To be done
Copy, in full, each line of the material that holds the word "color".

Raw data
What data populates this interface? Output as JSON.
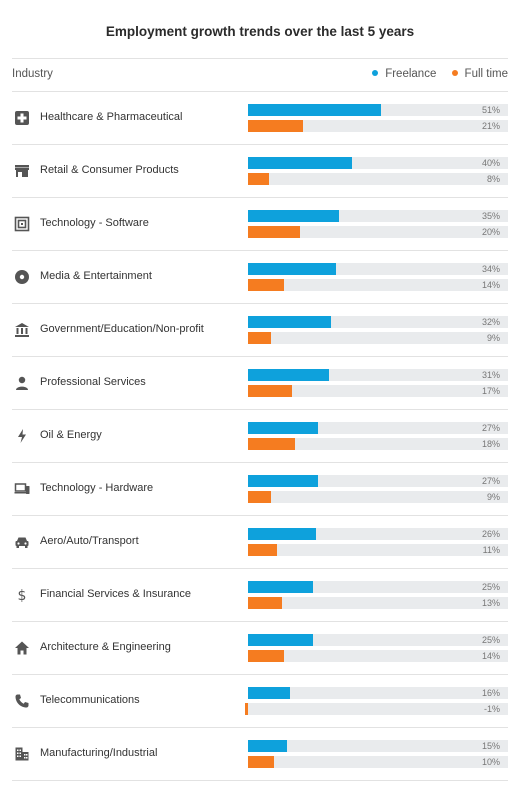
{
  "chart_data": {
    "type": "bar",
    "title": "Employment growth trends over the last 5 years",
    "column_header": "Industry",
    "legend_placement": "top-right",
    "grid": false,
    "xlim": [
      0,
      100
    ],
    "categories": [
      "Healthcare & Pharmaceutical",
      "Retail & Consumer Products",
      "Technology - Software",
      "Media & Entertainment",
      "Government/Education/Non-profit",
      "Professional Services",
      "Oil & Energy",
      "Technology - Hardware",
      "Aero/Auto/Transport",
      "Financial Services & Insurance",
      "Architecture & Engineering",
      "Telecommunications",
      "Manufacturing/Industrial"
    ],
    "category_icons": [
      "medical-cross-icon",
      "storefront-icon",
      "chip-icon",
      "disc-icon",
      "government-building-icon",
      "person-icon",
      "lightning-bolt-icon",
      "devices-icon",
      "car-icon",
      "dollar-sign-icon",
      "house-icon",
      "telephone-icon",
      "factory-building-icon"
    ],
    "series": [
      {
        "name": "Freelance",
        "color": "#0ea1dc",
        "values": [
          51,
          40,
          35,
          34,
          32,
          31,
          27,
          27,
          26,
          25,
          25,
          16,
          15
        ]
      },
      {
        "name": "Full time",
        "color": "#f57c20",
        "values": [
          21,
          8,
          20,
          14,
          9,
          17,
          18,
          9,
          11,
          13,
          14,
          -1,
          10
        ]
      }
    ],
    "value_labels": [
      [
        "51%",
        "40%",
        "35%",
        "34%",
        "32%",
        "31%",
        "27%",
        "27%",
        "26%",
        "25%",
        "25%",
        "16%",
        "15%"
      ],
      [
        "21%",
        "8%",
        "20%",
        "14%",
        "9%",
        "17%",
        "18%",
        "9%",
        "11%",
        "13%",
        "14%",
        "-1%",
        "10%"
      ]
    ]
  }
}
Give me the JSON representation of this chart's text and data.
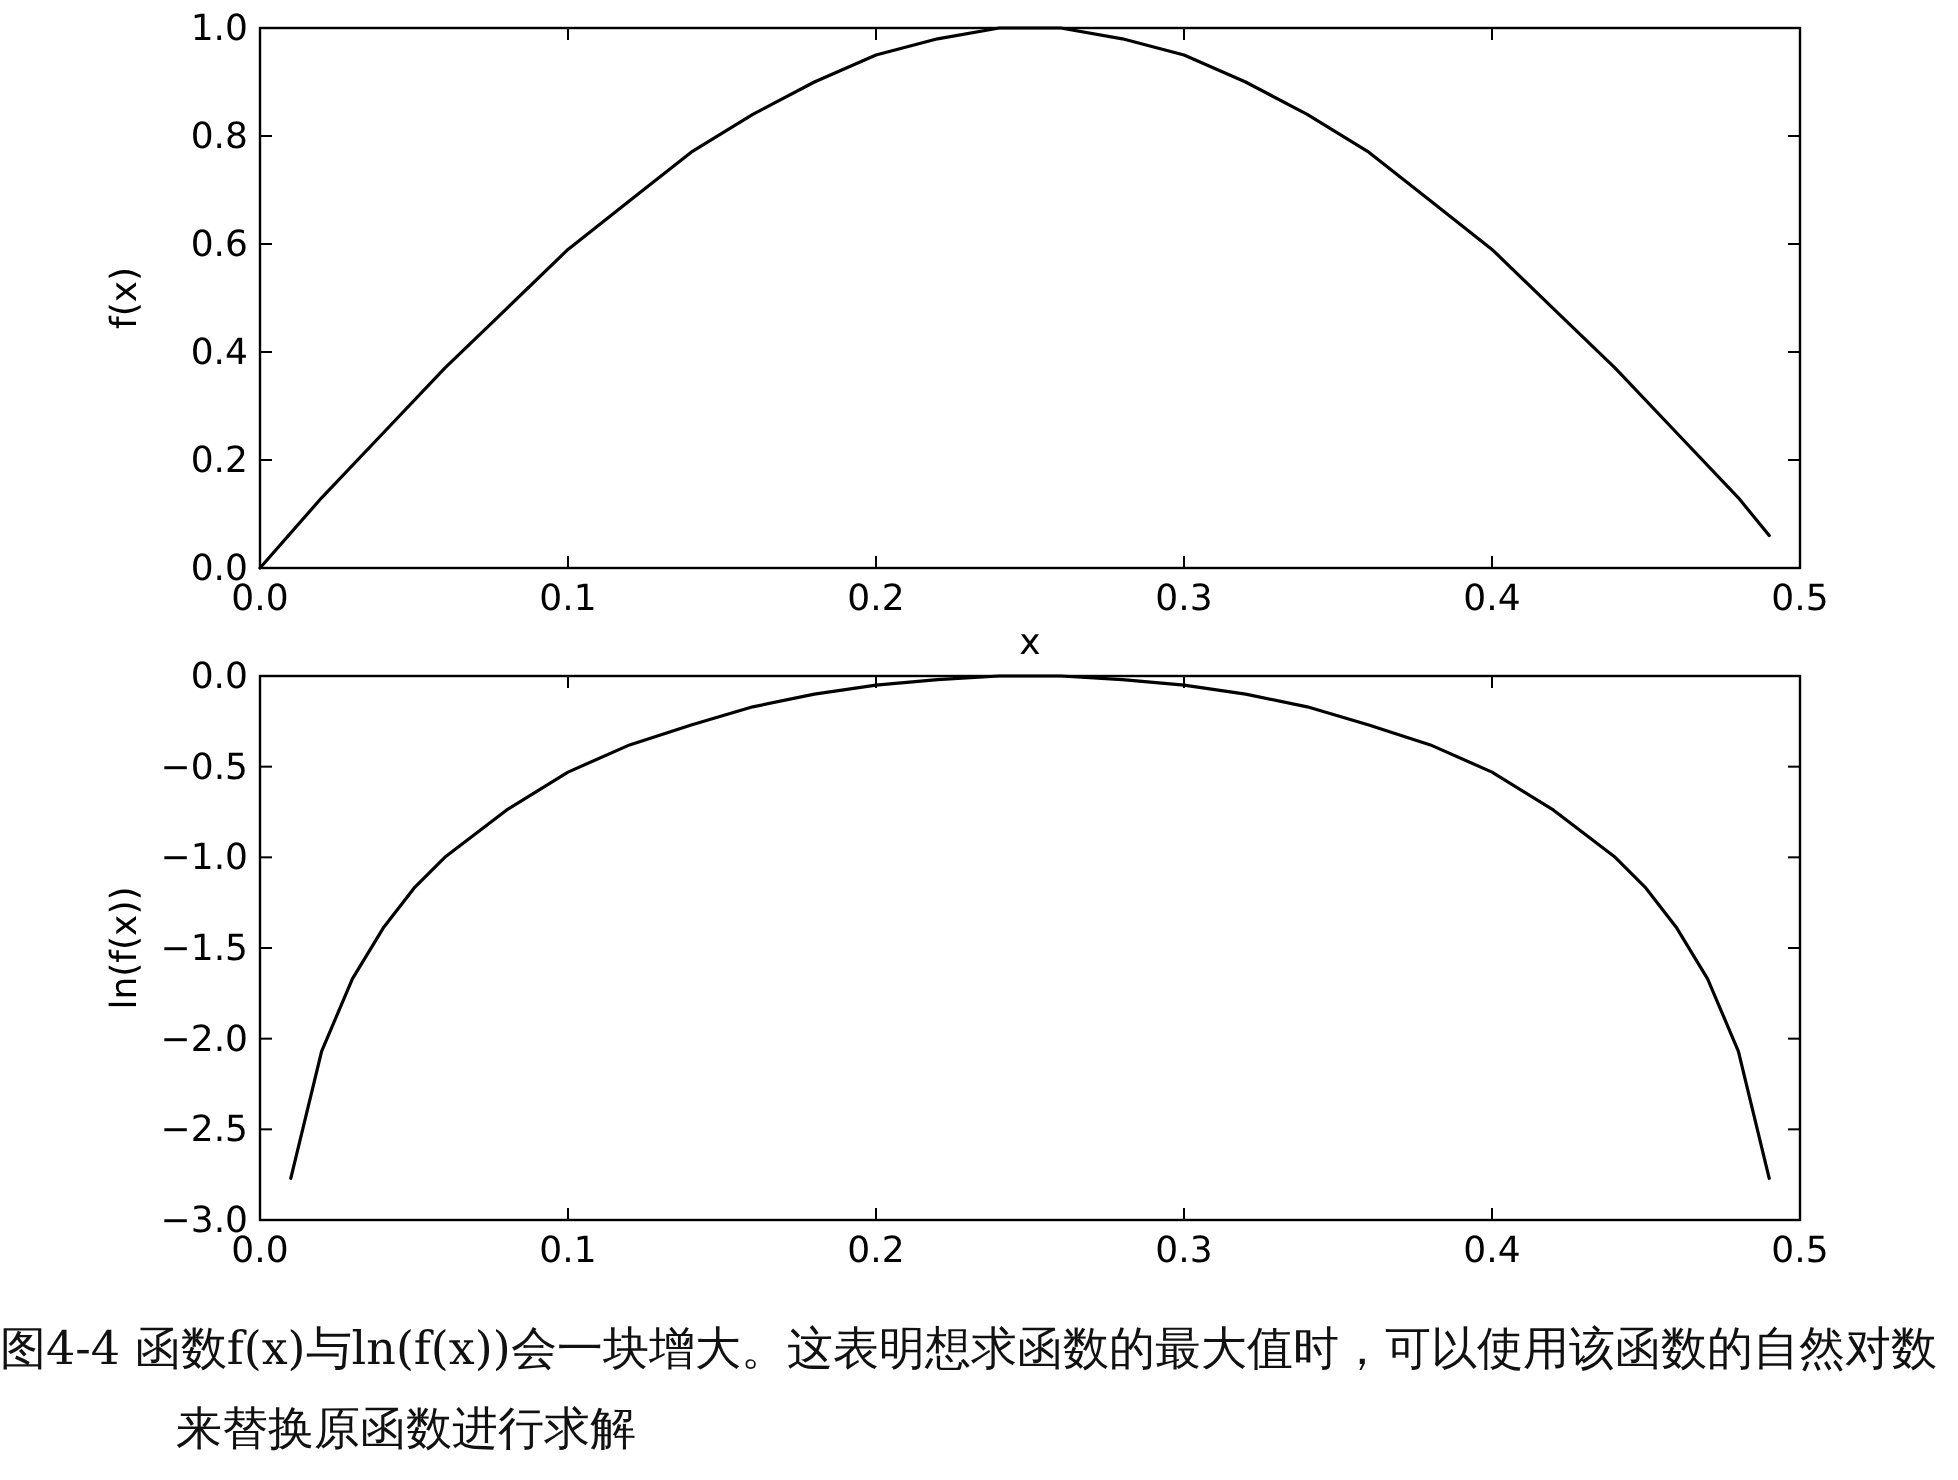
{
  "chart_data": [
    {
      "type": "line",
      "xlabel": "x",
      "ylabel": "f(x)",
      "color": "#000000",
      "x": [
        0,
        0.02,
        0.04,
        0.06,
        0.08,
        0.1,
        0.12,
        0.14,
        0.16,
        0.18,
        0.2,
        0.22,
        0.24,
        0.26,
        0.28,
        0.3,
        0.32,
        0.34,
        0.36,
        0.38,
        0.4,
        0.42,
        0.44,
        0.46,
        0.48,
        0.49
      ],
      "values": [
        0,
        0.13,
        0.25,
        0.37,
        0.48,
        0.59,
        0.68,
        0.77,
        0.84,
        0.9,
        0.95,
        0.98,
        1.0,
        1.0,
        0.98,
        0.95,
        0.9,
        0.84,
        0.77,
        0.68,
        0.59,
        0.48,
        0.37,
        0.25,
        0.13,
        0.06
      ],
      "xlim": [
        0,
        0.5
      ],
      "ylim": [
        0,
        1
      ],
      "xticks": [
        {
          "value": 0,
          "label": "0.0"
        },
        0.1,
        0.2,
        0.3,
        0.4,
        0.5
      ],
      "yticks": [
        {
          "value": 0,
          "label": "0.0"
        },
        0.2,
        0.4,
        0.6,
        0.8,
        {
          "value": 1,
          "label": "1.0"
        }
      ]
    },
    {
      "type": "line",
      "ylabel": "ln(f(x))",
      "color": "#000000",
      "x": [
        0.01,
        0.02,
        0.03,
        0.04,
        0.05,
        0.06,
        0.08,
        0.1,
        0.12,
        0.14,
        0.16,
        0.18,
        0.2,
        0.22,
        0.24,
        0.26,
        0.28,
        0.3,
        0.32,
        0.34,
        0.36,
        0.38,
        0.4,
        0.42,
        0.44,
        0.45,
        0.46,
        0.47,
        0.48,
        0.49
      ],
      "values": [
        -2.77,
        -2.07,
        -1.67,
        -1.39,
        -1.17,
        -1.0,
        -0.74,
        -0.53,
        -0.38,
        -0.27,
        -0.17,
        -0.1,
        -0.05,
        -0.02,
        0,
        0,
        -0.02,
        -0.05,
        -0.1,
        -0.17,
        -0.27,
        -0.38,
        -0.53,
        -0.74,
        -1.0,
        -1.17,
        -1.39,
        -1.67,
        -2.07,
        -2.77
      ],
      "xlim": [
        0,
        0.5
      ],
      "ylim": [
        -3,
        0
      ],
      "xticks": [
        {
          "value": 0,
          "label": "0.0"
        },
        0.1,
        0.2,
        0.3,
        0.4,
        0.5
      ],
      "yticks": [
        {
          "value": -3,
          "label": "−3.0"
        },
        {
          "value": -2.5,
          "label": "−2.5"
        },
        {
          "value": -2,
          "label": "−2.0"
        },
        {
          "value": -1.5,
          "label": "−1.5"
        },
        {
          "value": -1,
          "label": "−1.0"
        },
        {
          "value": -0.5,
          "label": "−0.5"
        },
        {
          "value": 0,
          "label": "0.0"
        }
      ],
      "annotations": [
        "图4-4 函数f(x)与ln(f(x))会一块增大。这表明想求函数的最大值时，可以使用该函数的自然对数来替换原函数进行求解"
      ]
    }
  ]
}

Task output
        "color": "#0ea1dc",
        "color": "#f57c20",
      "color": "#000000",
      "color": "#000000",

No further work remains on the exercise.